• **Goal**: Within the records below, find each line that holds the string "Godoy", then copy it.

--- Begin Material provided ---

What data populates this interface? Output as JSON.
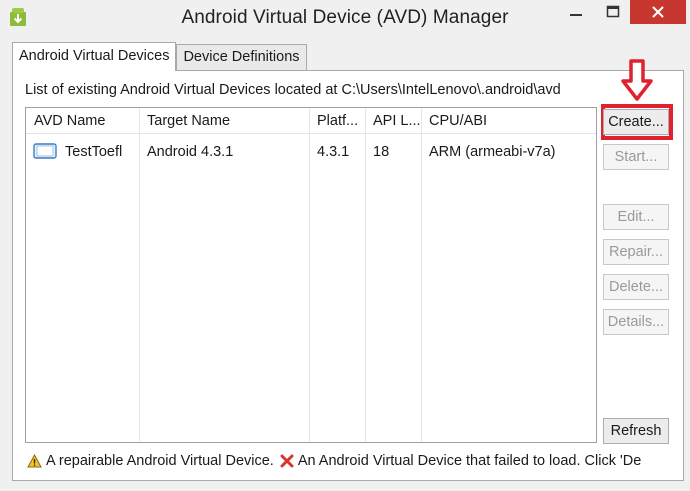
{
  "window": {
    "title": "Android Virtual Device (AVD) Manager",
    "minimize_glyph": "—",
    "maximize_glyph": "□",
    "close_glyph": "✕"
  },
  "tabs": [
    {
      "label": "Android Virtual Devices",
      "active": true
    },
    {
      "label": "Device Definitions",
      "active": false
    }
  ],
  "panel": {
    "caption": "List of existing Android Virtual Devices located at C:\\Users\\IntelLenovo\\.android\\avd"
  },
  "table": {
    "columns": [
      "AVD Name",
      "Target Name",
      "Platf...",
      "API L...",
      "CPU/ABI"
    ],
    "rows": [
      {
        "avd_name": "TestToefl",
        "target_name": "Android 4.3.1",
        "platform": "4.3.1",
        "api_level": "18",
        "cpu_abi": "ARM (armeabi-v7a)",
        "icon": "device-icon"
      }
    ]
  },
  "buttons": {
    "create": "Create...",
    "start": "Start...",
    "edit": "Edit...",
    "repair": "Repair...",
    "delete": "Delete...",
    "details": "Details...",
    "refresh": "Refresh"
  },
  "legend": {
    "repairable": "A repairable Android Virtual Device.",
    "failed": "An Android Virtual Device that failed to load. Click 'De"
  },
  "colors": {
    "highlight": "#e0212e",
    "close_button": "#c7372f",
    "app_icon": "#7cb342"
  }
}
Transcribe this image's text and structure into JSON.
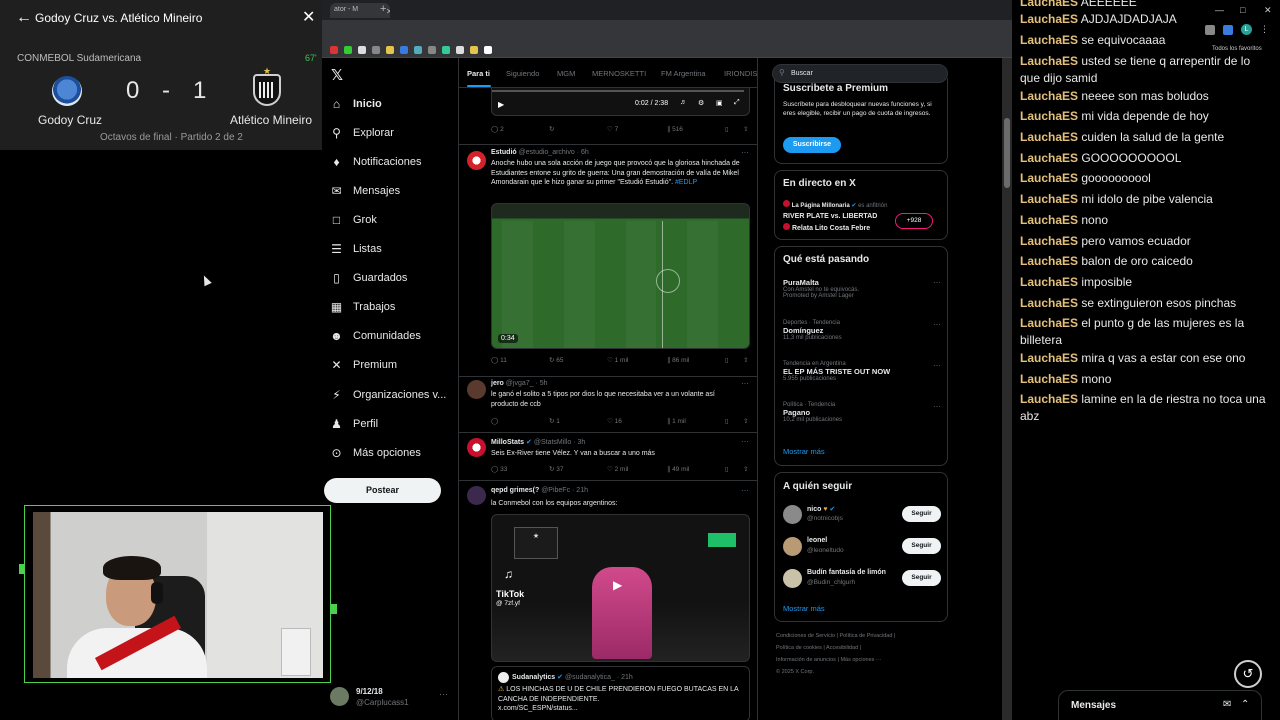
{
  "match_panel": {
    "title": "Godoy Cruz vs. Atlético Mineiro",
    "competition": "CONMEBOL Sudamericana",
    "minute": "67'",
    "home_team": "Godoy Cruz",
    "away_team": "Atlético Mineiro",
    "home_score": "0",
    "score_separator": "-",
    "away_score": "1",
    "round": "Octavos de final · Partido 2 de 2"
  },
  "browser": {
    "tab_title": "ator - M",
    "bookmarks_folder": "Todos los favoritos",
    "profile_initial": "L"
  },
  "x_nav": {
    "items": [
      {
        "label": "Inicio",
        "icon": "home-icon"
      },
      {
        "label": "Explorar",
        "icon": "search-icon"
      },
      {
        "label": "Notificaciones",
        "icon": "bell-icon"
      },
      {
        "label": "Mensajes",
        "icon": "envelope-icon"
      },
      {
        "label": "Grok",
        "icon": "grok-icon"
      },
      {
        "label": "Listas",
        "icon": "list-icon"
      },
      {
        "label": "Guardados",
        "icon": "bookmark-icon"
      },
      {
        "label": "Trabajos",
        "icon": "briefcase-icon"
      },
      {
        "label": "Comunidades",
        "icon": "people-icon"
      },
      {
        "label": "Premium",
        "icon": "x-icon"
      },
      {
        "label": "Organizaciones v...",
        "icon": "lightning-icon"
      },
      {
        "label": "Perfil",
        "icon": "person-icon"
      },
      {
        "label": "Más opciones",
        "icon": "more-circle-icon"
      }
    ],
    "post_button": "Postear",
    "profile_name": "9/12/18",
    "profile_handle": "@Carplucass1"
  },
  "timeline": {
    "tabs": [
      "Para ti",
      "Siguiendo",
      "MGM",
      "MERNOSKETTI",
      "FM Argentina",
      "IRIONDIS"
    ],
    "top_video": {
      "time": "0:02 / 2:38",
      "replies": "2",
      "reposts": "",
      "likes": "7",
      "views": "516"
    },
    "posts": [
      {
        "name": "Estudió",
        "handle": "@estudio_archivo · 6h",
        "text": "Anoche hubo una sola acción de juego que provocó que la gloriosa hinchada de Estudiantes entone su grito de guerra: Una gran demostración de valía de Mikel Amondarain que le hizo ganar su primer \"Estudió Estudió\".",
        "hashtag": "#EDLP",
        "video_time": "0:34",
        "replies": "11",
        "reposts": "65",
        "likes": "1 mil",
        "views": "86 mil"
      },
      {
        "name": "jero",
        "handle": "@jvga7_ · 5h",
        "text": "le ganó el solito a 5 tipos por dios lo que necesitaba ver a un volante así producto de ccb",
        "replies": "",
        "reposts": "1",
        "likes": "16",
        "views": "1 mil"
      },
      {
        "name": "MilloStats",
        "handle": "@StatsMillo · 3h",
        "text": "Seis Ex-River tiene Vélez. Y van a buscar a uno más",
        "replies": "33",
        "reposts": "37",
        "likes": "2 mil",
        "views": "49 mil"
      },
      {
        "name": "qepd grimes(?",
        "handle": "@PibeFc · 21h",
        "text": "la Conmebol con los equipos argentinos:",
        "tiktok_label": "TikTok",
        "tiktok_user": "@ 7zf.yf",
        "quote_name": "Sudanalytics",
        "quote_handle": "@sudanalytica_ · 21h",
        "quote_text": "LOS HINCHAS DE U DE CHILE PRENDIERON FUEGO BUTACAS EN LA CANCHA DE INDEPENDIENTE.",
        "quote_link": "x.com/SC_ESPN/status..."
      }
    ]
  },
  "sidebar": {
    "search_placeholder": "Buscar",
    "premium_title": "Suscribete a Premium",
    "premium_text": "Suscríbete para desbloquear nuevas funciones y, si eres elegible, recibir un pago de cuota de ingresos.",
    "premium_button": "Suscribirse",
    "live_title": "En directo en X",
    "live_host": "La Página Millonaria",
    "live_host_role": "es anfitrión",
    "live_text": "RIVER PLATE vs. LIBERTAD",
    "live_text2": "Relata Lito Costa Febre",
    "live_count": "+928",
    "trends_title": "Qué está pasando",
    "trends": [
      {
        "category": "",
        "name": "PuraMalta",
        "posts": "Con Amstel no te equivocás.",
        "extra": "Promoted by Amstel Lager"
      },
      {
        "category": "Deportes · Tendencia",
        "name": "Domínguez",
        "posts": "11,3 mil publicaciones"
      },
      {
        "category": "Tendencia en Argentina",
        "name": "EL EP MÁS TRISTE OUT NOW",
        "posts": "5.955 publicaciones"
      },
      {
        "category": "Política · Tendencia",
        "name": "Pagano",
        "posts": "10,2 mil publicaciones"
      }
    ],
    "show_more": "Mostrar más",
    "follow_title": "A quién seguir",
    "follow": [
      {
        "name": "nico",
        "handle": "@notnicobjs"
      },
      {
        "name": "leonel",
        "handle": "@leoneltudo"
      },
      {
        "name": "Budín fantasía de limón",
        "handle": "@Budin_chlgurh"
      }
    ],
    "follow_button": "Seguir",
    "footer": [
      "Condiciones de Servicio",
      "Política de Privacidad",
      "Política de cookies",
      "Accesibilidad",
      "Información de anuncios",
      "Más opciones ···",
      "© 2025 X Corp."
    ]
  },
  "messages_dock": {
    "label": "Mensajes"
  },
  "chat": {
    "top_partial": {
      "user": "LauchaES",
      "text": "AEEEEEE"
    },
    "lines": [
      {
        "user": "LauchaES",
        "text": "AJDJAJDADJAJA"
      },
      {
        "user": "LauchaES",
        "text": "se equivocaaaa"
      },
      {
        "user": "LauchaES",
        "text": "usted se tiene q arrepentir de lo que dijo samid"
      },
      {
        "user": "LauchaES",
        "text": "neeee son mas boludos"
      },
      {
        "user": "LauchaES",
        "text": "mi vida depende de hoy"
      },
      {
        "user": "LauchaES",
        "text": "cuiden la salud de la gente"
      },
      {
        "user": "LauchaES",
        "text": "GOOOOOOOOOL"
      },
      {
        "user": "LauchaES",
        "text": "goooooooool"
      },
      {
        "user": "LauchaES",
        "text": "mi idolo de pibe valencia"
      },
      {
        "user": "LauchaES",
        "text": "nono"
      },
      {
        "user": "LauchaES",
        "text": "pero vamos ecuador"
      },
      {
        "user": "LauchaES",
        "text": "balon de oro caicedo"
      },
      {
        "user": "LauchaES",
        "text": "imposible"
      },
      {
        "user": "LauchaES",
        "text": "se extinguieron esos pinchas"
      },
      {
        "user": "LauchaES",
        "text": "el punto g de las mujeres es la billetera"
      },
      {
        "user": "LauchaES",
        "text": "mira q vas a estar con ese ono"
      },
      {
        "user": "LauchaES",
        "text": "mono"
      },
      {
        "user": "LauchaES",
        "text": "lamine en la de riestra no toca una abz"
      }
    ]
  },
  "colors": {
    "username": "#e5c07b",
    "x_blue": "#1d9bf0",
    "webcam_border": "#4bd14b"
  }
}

--- End Material provided ---
--- Begin Material provided ---

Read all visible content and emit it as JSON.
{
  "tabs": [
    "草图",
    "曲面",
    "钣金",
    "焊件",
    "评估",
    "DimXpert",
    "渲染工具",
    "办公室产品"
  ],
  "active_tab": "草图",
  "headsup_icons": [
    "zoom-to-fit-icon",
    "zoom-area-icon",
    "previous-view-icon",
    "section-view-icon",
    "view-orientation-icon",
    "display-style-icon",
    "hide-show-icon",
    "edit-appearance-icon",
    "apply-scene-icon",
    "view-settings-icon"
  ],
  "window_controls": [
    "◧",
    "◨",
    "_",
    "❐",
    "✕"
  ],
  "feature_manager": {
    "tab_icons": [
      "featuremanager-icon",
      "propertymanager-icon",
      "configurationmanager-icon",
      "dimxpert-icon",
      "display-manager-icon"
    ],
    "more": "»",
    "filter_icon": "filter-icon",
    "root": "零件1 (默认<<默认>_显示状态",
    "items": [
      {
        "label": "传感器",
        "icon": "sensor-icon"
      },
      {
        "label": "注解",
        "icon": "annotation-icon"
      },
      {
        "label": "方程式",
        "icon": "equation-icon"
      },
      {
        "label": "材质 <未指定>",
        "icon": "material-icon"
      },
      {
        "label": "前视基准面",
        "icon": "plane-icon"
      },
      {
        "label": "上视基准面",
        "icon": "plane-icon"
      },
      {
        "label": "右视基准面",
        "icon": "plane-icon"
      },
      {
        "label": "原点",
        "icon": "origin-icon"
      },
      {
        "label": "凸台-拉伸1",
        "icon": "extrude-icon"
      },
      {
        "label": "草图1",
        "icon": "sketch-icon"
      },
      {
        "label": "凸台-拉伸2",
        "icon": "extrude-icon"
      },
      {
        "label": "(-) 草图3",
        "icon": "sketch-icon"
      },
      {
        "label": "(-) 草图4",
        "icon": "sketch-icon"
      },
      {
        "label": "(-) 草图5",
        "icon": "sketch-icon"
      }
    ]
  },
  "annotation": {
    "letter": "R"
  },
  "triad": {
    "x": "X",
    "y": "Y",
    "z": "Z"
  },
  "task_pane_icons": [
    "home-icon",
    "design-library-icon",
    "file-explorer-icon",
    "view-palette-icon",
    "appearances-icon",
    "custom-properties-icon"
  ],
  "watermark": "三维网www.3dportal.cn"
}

--- End Material provided ---

• **The answer**:
    "title": "Godoy Cruz vs. Atlético Mineiro",
    "home_team": "Godoy Cruz",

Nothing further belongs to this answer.